Figure contents as structured data

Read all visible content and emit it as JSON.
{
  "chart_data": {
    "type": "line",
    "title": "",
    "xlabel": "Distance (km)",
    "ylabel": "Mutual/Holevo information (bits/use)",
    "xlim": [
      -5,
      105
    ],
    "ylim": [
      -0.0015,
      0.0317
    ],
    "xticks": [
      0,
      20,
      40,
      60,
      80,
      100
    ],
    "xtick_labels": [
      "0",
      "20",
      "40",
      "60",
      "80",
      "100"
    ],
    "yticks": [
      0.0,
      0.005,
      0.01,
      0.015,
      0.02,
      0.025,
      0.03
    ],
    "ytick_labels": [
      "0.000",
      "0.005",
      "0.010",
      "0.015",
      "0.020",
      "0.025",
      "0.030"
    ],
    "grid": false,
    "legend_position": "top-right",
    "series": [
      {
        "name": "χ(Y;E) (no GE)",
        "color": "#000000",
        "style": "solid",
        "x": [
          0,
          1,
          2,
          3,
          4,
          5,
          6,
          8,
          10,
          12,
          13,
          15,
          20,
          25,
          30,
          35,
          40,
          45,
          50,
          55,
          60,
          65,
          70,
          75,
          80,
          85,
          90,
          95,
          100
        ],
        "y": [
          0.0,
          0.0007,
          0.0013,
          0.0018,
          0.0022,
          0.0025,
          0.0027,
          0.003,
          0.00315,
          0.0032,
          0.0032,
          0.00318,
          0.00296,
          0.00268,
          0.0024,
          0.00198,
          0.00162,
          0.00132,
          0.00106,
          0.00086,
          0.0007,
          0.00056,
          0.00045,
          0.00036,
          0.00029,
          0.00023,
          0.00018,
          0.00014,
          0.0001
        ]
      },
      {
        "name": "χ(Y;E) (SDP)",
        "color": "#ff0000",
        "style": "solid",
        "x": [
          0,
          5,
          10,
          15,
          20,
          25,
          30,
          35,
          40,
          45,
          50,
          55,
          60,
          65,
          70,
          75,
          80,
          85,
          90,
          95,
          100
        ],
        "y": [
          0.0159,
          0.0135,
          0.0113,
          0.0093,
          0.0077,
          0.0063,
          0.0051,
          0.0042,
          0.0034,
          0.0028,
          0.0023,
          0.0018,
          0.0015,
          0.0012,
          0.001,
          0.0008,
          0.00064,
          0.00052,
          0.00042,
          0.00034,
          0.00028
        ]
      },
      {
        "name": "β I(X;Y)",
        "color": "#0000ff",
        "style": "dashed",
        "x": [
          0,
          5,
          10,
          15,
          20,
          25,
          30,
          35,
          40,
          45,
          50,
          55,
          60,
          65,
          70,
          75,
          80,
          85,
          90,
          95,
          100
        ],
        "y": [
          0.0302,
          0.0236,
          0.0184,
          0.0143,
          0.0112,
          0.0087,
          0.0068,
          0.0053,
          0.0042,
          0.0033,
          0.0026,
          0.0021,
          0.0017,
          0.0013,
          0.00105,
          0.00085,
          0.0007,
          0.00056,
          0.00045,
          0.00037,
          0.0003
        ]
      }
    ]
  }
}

▶ Task statement: Find and copy each line above that includes the string "color".

▶ The reply:
        "color": "#000000",
        "color": "#ff0000",
        "color": "#0000ff",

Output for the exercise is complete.